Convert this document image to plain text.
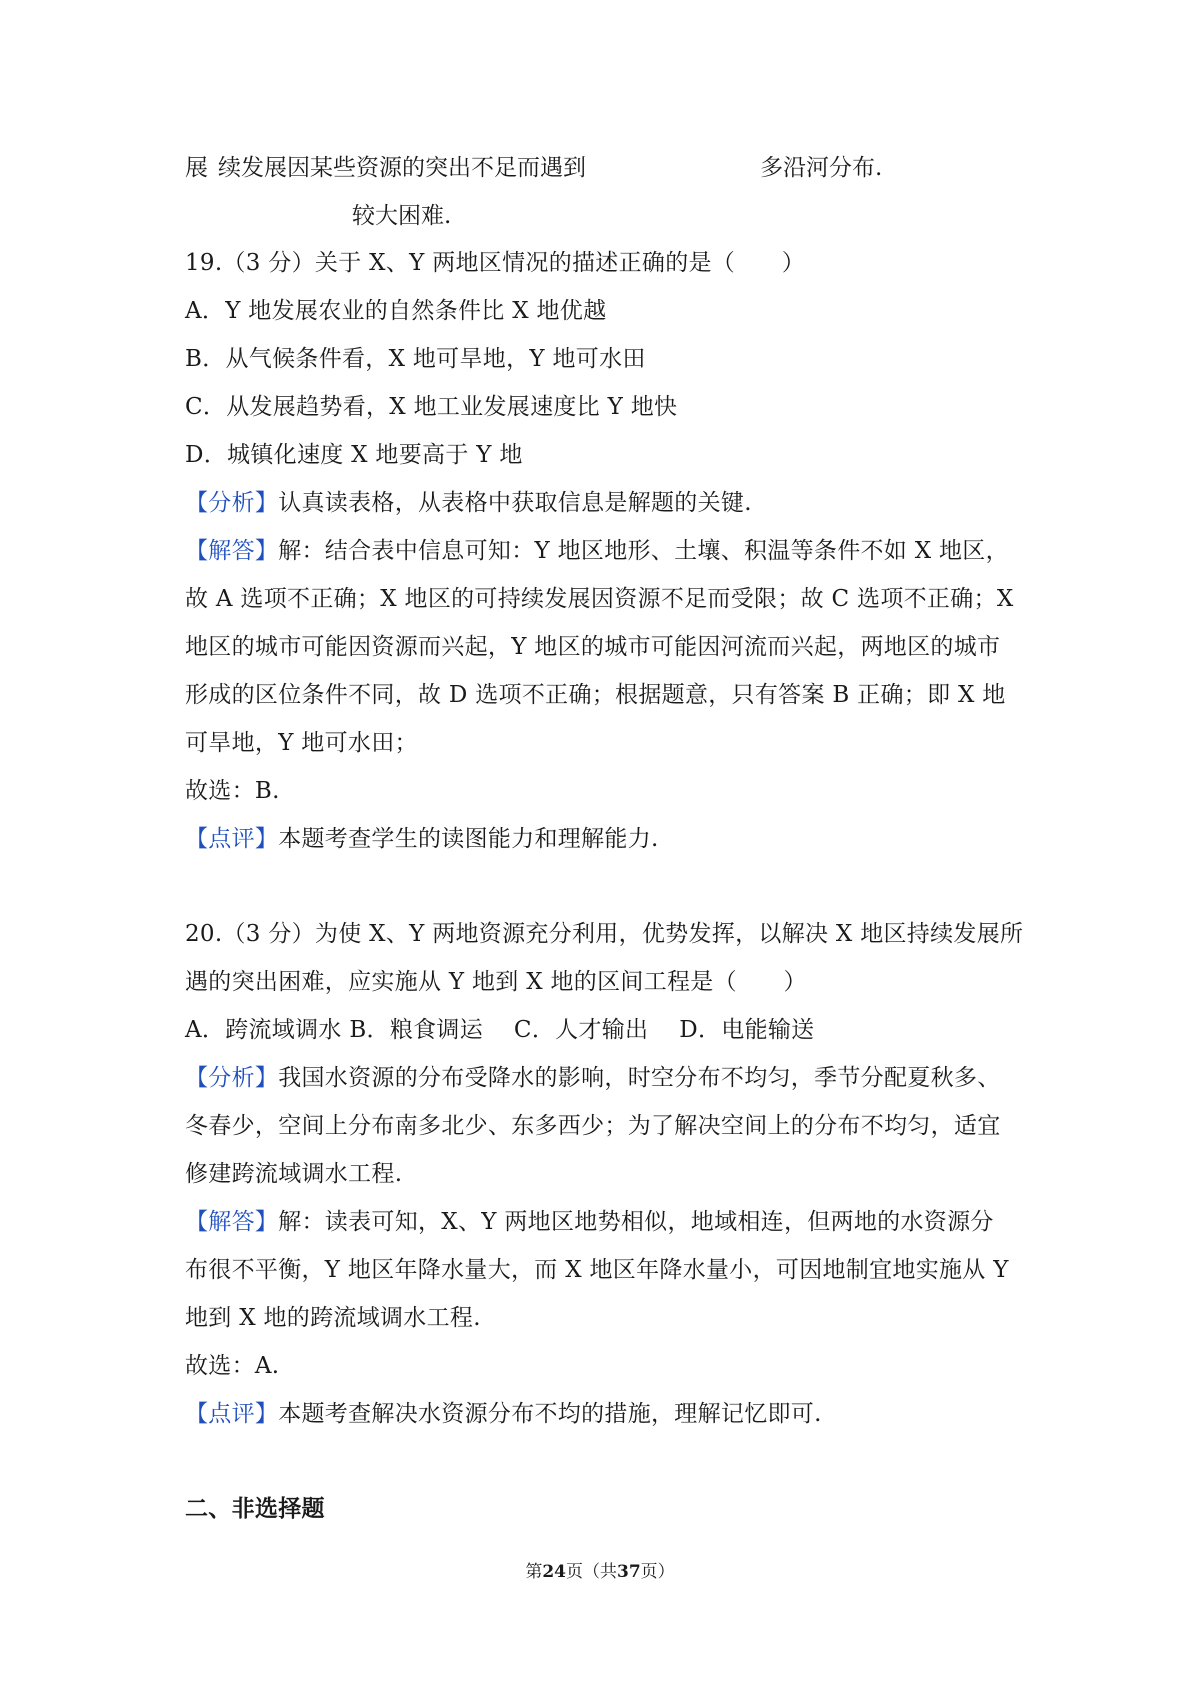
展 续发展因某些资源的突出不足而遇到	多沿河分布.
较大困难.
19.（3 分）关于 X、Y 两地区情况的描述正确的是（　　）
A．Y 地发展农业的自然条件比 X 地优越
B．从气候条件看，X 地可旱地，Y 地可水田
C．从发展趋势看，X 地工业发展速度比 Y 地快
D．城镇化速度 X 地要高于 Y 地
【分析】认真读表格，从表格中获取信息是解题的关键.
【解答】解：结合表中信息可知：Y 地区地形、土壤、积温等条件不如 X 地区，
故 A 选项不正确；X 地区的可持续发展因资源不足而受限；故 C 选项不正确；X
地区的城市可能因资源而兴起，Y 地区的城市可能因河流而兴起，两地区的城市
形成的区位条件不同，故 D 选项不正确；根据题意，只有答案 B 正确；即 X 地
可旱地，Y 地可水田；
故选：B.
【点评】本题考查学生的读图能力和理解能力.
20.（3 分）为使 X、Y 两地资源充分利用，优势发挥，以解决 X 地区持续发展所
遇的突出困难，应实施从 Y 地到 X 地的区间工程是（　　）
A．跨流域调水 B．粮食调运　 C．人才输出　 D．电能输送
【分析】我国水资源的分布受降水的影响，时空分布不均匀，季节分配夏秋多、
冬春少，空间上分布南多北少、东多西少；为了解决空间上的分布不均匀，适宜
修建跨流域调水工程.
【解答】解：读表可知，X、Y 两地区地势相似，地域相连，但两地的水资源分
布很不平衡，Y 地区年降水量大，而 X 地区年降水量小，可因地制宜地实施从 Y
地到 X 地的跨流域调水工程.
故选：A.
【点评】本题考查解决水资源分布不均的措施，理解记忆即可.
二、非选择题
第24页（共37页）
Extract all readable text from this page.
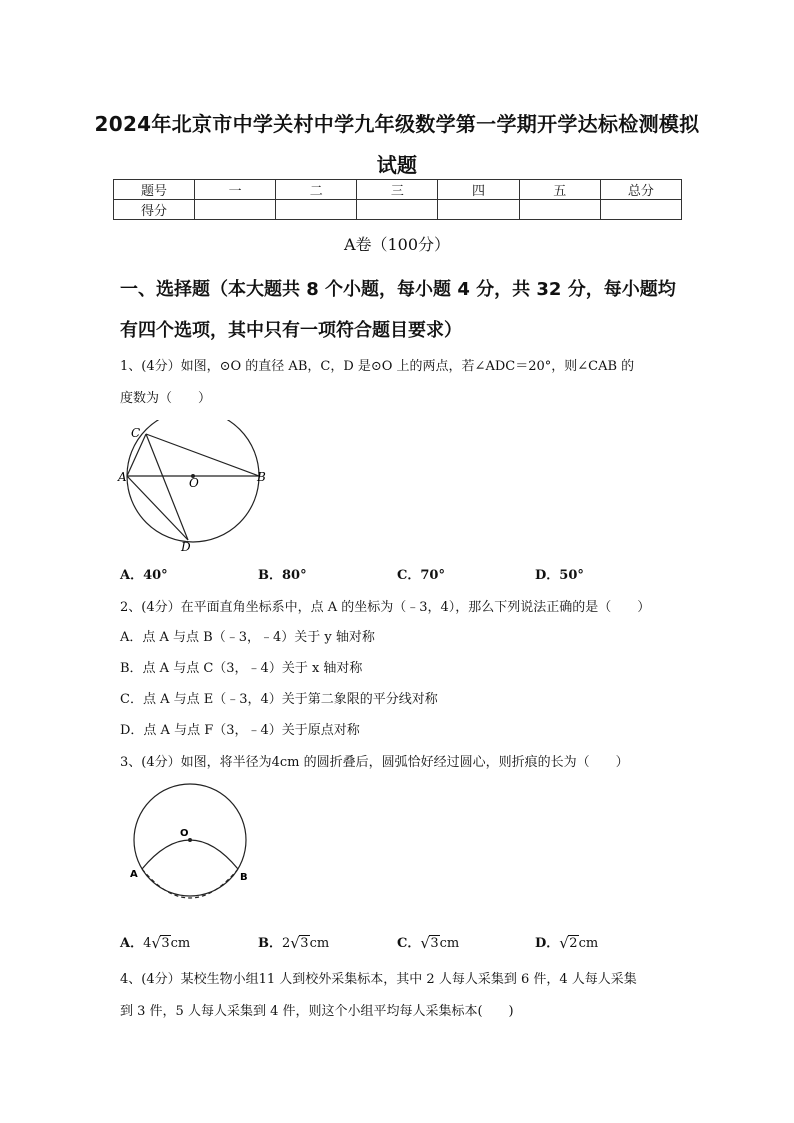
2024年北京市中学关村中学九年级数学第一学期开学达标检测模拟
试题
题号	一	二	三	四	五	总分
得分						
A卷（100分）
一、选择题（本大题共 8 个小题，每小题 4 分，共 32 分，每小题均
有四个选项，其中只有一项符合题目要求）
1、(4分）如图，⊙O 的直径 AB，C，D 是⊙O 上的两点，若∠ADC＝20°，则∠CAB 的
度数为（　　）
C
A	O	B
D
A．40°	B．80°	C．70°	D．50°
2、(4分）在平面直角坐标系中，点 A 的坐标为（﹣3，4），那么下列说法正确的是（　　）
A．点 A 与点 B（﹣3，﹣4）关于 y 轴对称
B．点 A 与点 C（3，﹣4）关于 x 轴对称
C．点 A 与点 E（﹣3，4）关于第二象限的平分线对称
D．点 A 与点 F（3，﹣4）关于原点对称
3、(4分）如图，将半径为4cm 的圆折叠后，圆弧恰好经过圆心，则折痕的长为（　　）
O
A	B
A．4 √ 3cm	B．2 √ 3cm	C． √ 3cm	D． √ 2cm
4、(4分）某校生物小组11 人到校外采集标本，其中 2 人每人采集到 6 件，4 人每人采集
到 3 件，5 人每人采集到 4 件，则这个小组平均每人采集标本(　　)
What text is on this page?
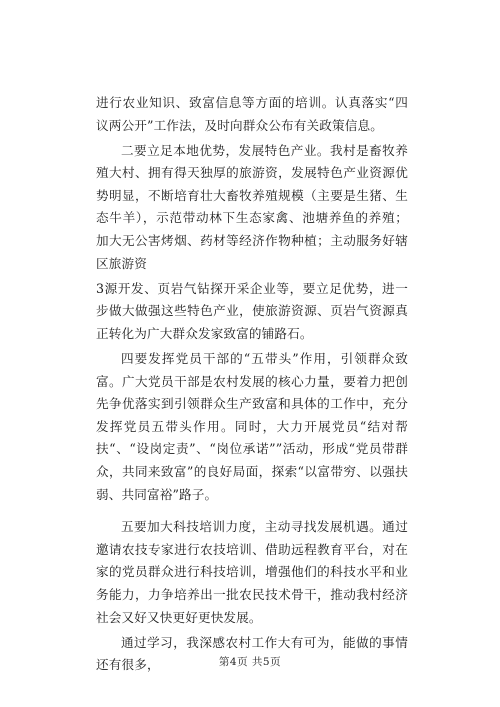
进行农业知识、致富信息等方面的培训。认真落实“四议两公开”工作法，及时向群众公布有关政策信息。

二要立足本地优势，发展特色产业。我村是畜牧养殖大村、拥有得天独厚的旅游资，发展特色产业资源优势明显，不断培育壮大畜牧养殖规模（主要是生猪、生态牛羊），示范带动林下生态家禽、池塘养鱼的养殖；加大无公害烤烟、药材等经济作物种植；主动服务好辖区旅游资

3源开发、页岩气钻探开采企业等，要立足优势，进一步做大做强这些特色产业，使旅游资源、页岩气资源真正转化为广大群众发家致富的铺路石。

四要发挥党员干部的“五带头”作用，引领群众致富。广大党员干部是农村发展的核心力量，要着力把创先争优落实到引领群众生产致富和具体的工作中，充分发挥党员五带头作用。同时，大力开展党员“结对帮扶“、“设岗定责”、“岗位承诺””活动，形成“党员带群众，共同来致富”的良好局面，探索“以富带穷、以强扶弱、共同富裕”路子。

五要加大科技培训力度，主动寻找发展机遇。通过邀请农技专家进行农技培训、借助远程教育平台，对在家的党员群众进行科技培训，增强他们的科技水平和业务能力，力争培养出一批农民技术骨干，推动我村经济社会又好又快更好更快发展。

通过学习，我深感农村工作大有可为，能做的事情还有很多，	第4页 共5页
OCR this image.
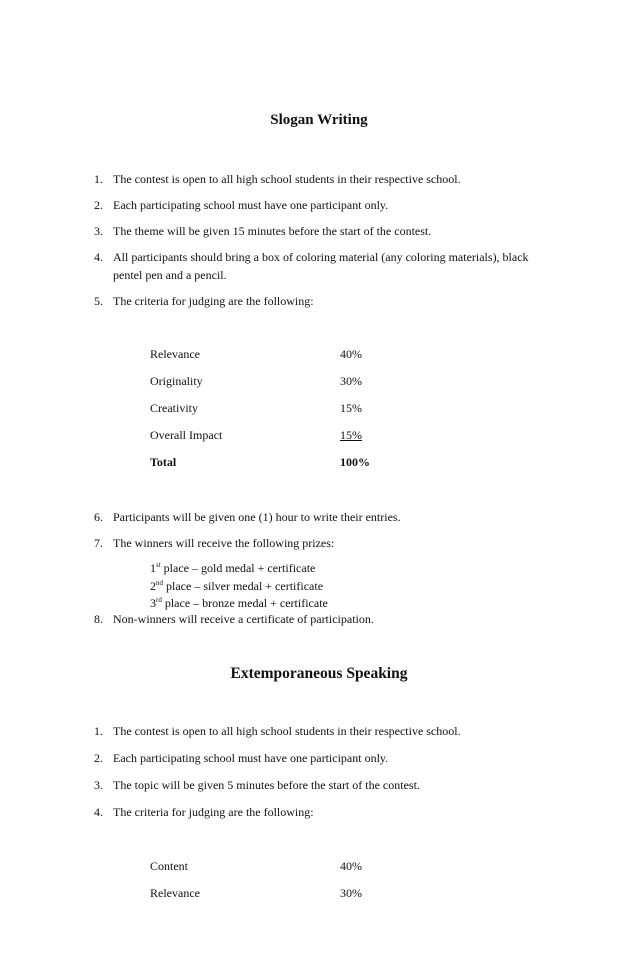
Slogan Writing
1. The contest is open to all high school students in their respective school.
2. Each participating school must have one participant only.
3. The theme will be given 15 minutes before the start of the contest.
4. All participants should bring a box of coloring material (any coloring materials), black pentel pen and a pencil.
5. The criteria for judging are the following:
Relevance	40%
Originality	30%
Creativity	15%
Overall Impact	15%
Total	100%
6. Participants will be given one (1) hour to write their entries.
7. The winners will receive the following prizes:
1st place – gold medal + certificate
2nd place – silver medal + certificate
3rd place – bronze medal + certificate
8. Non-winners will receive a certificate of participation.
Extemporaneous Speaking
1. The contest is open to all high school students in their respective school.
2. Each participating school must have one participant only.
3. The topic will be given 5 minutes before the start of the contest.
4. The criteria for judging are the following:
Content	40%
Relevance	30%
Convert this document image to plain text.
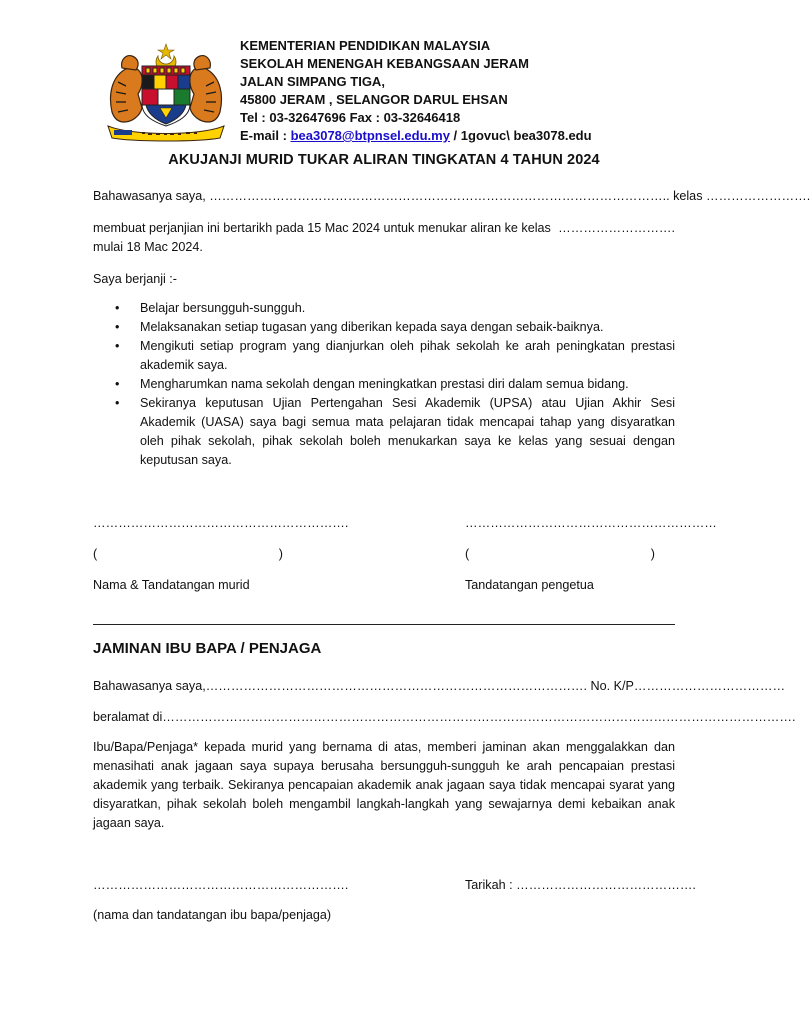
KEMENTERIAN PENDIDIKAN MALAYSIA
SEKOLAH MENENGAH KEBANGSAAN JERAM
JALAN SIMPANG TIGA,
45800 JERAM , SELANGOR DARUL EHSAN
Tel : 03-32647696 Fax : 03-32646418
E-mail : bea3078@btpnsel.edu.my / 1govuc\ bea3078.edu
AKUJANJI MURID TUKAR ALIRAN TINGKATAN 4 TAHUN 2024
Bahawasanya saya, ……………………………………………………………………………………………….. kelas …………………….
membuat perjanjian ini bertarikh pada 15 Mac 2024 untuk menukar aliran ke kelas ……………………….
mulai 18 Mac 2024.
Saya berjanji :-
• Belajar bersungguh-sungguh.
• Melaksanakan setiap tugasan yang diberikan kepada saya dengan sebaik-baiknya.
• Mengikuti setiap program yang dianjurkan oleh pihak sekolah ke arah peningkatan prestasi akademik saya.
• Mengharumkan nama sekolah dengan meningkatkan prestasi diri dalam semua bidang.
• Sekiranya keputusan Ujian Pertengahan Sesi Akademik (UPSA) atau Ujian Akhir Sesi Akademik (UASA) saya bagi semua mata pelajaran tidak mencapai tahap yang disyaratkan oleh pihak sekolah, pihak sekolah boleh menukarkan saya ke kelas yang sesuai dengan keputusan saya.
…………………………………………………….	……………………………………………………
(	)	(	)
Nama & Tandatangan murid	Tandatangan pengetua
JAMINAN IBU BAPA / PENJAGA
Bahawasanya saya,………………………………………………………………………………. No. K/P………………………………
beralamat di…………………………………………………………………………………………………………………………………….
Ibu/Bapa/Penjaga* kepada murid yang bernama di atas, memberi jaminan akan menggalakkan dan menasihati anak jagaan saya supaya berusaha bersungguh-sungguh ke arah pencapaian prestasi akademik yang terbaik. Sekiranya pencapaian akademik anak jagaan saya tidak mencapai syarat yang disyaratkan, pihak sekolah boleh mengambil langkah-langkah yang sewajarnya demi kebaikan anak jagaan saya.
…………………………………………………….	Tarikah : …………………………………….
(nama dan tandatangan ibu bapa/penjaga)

WRITTEN INSTRUCTION:
Repeat the full listing above exactly, with no pictures in the copy.

OUTPUT FOR THIS EXERCISE:
Convert this document image to plain text.
展 续发展因某些资源的突出不足而遇到	多沿河分布.
较大困难.
19.（3 分）关于 X、Y 两地区情况的描述正确的是（　　）
A．Y 地发展农业的自然条件比 X 地优越
B．从气候条件看，X 地可旱地，Y 地可水田
C．从发展趋势看，X 地工业发展速度比 Y 地快
D．城镇化速度 X 地要高于 Y 地
【分析】认真读表格，从表格中获取信息是解题的关键.
【解答】解：结合表中信息可知：Y 地区地形、土壤、积温等条件不如 X 地区，
故 A 选项不正确；X 地区的可持续发展因资源不足而受限；故 C 选项不正确；X
地区的城市可能因资源而兴起，Y 地区的城市可能因河流而兴起，两地区的城市
形成的区位条件不同，故 D 选项不正确；根据题意，只有答案 B 正确；即 X 地
可旱地，Y 地可水田；
故选：B.
【点评】本题考查学生的读图能力和理解能力.
20.（3 分）为使 X、Y 两地资源充分利用，优势发挥，以解决 X 地区持续发展所
遇的突出困难，应实施从 Y 地到 X 地的区间工程是（　　）
A．跨流域调水 B．粮食调运　 C．人才输出　 D．电能输送
【分析】我国水资源的分布受降水的影响，时空分布不均匀，季节分配夏秋多、
冬春少，空间上分布南多北少、东多西少；为了解决空间上的分布不均匀，适宜
修建跨流域调水工程.
【解答】解：读表可知，X、Y 两地区地势相似，地域相连，但两地的水资源分
布很不平衡，Y 地区年降水量大，而 X 地区年降水量小，可因地制宜地实施从 Y
地到 X 地的跨流域调水工程.
故选：A.
【点评】本题考查解决水资源分布不均的措施，理解记忆即可.
二、非选择题
第24页（共37页）
Extract all readable text from this page.
2024年北京市中学关村中学九年级数学第一学期开学达标检测模拟
试题
题号	一	二	三	四	五	总分
得分						
A卷（100分）
一、选择题（本大题共 8 个小题，每小题 4 分，共 32 分，每小题均
有四个选项，其中只有一项符合题目要求）
1、(4分）如图，⊙O 的直径 AB，C，D 是⊙O 上的两点，若∠ADC＝20°，则∠CAB 的
度数为（　　）
C
A	O	B
D
A．40°	B．80°	C．70°	D．50°
2、(4分）在平面直角坐标系中，点 A 的坐标为（﹣3，4），那么下列说法正确的是（　　）
A．点 A 与点 B（﹣3，﹣4）关于 y 轴对称
B．点 A 与点 C（3，﹣4）关于 x 轴对称
C．点 A 与点 E（﹣3，4）关于第二象限的平分线对称
D．点 A 与点 F（3，﹣4）关于原点对称
3、(4分）如图，将半径为4cm 的圆折叠后，圆弧恰好经过圆心，则折痕的长为（　　）
O
A	B
A．4 √ 3cm	B．2 √ 3cm	C． √ 3cm	D． √ 2cm
4、(4分）某校生物小组11 人到校外采集标本，其中 2 人每人采集到 6 件，4 人每人采集
到 3 件，5 人每人采集到 4 件，则这个小组平均每人采集标本(　　)
What text is on this page?
进行农业知识、致富信息等方面的培训。认真落实“四议两公开”工作法，及时向群众公布有关政策信息。

二要立足本地优势，发展特色产业。我村是畜牧养殖大村、拥有得天独厚的旅游资，发展特色产业资源优势明显，不断培育壮大畜牧养殖规模（主要是生猪、生态牛羊），示范带动林下生态家禽、池塘养鱼的养殖；加大无公害烤烟、药材等经济作物种植；主动服务好辖区旅游资

3源开发、页岩气钻探开采企业等，要立足优势，进一步做大做强这些特色产业，使旅游资源、页岩气资源真正转化为广大群众发家致富的铺路石。

四要发挥党员干部的“五带头”作用，引领群众致富。广大党员干部是农村发展的核心力量，要着力把创先争优落实到引领群众生产致富和具体的工作中，充分发挥党员五带头作用。同时，大力开展党员“结对帮扶“、“设岗定责”、“岗位承诺””活动，形成“党员带群众，共同来致富”的良好局面，探索“以富带穷、以强扶弱、共同富裕”路子。

五要加大科技培训力度，主动寻找发展机遇。通过邀请农技专家进行农技培训、借助远程教育平台，对在家的党员群众进行科技培训，增强他们的科技水平和业务能力，力争培养出一批农民技术骨干，推动我村经济社会又好又快更好更快发展。

通过学习，我深感农村工作大有可为，能做的事情还有很多，	第4页 共5页
OCR this image.
Slogan Writing
1. The contest is open to all high school students in their respective school.
2. Each participating school must have one participant only.
3. The theme will be given 15 minutes before the start of the contest.
4. All participants should bring a box of coloring material (any coloring materials), black pentel pen and a pencil.
5. The criteria for judging are the following:
Relevance	40%
Originality	30%
Creativity	15%
Overall Impact	15%
Total	100%
6. Participants will be given one (1) hour to write their entries.
7. The winners will receive the following prizes:
1st place – gold medal + certificate
2nd place – silver medal + certificate
3rd place – bronze medal + certificate
8. Non-winners will receive a certificate of participation.
Extemporaneous Speaking
1. The contest is open to all high school students in their respective school.
2. Each participating school must have one participant only.
3. The topic will be given 5 minutes before the start of the contest.
4. The criteria for judging are the following:
Content	40%
Relevance	30%
Convert this document image to plain text.
KEMENTERIAN PENDIDIKAN MALAYSIA
SEKOLAH MENENGAH KEBANGSAAN JERAM
JALAN SIMPANG TIGA,
45800 JERAM , SELANGOR DARUL EHSAN
Tel : 03-32647696 Fax : 03-32646418
E-mail : bea3078@btpnsel.edu.my / 1govuc\ bea3078.edu
AKUJANJI MURID TUKAR ALIRAN TINGKATAN 4 TAHUN 2024
Bahawasanya saya, ……………………………………………………………………………………………….. kelas …………………….
membuat perjanjian ini bertarikh pada 15 Mac 2024 untuk menukar aliran ke kelas ……………………….
mulai 18 Mac 2024.
Saya berjanji :-
• Belajar bersungguh-sungguh.
• Melaksanakan setiap tugasan yang diberikan kepada saya dengan sebaik-baiknya.
• Mengikuti setiap program yang dianjurkan oleh pihak sekolah ke arah peningkatan prestasi akademik saya.
• Mengharumkan nama sekolah dengan meningkatkan prestasi diri dalam semua bidang.
• Sekiranya keputusan Ujian Pertengahan Sesi Akademik (UPSA) atau Ujian Akhir Sesi Akademik (UASA) saya bagi semua mata pelajaran tidak mencapai tahap yang disyaratkan oleh pihak sekolah, pihak sekolah boleh menukarkan saya ke kelas yang sesuai dengan keputusan saya.
…………………………………………………….	……………………………………………………
(	)	(	)
Nama & Tandatangan murid	Tandatangan pengetua
JAMINAN IBU BAPA / PENJAGA
Bahawasanya saya,………………………………………………………………………………. No. K/P………………………………
beralamat di…………………………………………………………………………………………………………………………………….
Ibu/Bapa/Penjaga* kepada murid yang bernama di atas, memberi jaminan akan menggalakkan dan menasihati anak jagaan saya supaya berusaha bersungguh-sungguh ke arah pencapaian prestasi akademik yang terbaik. Sekiranya pencapaian akademik anak jagaan saya tidak mencapai syarat yang disyaratkan, pihak sekolah boleh mengambil langkah-langkah yang sewajarnya demi kebaikan anak jagaan saya.
…………………………………………………….	Tarikah : …………………………………….
(nama dan tandatangan ibu bapa/penjaga)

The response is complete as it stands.